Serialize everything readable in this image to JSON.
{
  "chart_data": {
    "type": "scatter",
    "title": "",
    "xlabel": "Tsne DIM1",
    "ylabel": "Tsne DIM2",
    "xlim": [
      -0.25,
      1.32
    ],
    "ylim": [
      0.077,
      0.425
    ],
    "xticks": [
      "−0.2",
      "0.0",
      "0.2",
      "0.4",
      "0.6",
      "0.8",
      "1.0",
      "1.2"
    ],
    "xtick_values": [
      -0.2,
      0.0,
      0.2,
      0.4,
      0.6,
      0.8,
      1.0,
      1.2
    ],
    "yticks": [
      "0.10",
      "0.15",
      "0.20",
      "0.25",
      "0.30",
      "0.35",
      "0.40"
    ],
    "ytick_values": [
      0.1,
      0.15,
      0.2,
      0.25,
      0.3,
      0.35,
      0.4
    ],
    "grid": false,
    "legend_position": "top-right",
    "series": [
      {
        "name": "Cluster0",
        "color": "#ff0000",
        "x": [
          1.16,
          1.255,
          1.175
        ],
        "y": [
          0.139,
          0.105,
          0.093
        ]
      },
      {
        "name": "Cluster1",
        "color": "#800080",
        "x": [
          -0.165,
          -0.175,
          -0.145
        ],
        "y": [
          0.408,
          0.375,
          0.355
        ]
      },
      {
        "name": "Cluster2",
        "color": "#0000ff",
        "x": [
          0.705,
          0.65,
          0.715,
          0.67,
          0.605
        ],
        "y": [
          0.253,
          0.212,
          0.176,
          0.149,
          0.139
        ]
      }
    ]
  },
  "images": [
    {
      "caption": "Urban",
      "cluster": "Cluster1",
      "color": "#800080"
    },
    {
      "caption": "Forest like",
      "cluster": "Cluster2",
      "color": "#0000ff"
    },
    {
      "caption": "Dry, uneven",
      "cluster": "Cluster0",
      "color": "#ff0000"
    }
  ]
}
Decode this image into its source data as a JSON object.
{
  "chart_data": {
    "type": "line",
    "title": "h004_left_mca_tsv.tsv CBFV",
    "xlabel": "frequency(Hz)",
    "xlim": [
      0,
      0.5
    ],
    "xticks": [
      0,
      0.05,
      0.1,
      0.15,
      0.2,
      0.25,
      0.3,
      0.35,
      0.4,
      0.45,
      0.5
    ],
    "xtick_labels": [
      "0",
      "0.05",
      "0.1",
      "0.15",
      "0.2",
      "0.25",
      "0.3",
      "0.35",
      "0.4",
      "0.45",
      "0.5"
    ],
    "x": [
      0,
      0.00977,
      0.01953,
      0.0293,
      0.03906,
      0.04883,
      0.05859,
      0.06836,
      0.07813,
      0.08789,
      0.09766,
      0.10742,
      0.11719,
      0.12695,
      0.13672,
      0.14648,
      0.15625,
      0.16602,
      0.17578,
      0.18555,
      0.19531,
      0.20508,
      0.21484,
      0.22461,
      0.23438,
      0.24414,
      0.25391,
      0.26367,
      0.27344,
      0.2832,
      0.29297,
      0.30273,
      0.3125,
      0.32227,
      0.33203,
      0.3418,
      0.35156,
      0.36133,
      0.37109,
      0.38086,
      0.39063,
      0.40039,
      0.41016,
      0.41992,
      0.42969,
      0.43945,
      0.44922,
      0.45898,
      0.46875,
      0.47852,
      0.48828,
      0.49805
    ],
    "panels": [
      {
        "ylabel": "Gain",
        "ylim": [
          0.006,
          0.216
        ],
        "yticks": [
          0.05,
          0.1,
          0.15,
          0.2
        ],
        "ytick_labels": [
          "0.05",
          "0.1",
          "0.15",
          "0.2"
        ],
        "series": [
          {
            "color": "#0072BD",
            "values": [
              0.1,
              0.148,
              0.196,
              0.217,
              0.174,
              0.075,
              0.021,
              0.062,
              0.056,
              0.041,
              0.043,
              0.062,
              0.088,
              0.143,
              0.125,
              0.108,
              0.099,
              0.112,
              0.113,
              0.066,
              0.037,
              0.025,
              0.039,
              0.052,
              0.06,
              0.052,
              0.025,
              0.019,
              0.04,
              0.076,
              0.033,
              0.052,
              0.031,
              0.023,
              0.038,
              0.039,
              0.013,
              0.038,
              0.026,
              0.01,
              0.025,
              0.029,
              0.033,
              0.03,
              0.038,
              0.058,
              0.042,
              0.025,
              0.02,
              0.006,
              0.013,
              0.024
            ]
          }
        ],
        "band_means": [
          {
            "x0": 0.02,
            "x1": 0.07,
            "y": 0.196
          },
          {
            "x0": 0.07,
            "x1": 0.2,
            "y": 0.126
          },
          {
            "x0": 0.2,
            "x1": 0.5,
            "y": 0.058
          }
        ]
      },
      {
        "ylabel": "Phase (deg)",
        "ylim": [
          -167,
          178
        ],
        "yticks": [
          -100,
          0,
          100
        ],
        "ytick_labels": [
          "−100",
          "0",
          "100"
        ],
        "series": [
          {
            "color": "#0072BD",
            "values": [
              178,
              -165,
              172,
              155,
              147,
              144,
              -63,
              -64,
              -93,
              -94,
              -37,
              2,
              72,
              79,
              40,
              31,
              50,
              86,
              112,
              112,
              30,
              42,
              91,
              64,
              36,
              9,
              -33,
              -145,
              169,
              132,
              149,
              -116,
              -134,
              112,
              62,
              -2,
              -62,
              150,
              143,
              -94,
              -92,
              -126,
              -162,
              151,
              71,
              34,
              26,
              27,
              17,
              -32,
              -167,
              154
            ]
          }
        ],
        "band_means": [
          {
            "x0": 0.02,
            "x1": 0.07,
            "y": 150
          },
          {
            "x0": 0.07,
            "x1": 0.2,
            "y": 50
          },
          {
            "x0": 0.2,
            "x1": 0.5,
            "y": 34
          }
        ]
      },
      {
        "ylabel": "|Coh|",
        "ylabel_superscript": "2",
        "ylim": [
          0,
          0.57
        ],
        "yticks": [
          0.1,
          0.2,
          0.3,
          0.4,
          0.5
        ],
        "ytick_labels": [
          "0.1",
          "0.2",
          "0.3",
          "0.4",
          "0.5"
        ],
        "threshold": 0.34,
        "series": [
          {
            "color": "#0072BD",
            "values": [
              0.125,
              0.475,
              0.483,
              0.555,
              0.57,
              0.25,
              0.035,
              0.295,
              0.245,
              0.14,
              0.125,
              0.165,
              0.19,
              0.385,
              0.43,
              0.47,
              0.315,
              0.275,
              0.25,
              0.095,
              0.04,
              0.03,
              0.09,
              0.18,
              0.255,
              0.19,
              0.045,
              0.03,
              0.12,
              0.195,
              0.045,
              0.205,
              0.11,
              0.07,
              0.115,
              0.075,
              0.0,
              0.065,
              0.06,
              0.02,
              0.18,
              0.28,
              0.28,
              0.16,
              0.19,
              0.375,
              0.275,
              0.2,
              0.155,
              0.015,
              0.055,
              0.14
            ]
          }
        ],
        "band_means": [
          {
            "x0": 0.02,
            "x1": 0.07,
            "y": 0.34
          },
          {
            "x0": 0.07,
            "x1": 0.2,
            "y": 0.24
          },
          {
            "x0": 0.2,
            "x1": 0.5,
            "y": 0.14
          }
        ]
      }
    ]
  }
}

▸ THE PROBLEM: Whichever lines contain the string "xlabel", select and copy them.

▸ SOLVED PROBLEM:
    "xlabel": "Tsne DIM1",
    "xlabel": "frequency(Hz)",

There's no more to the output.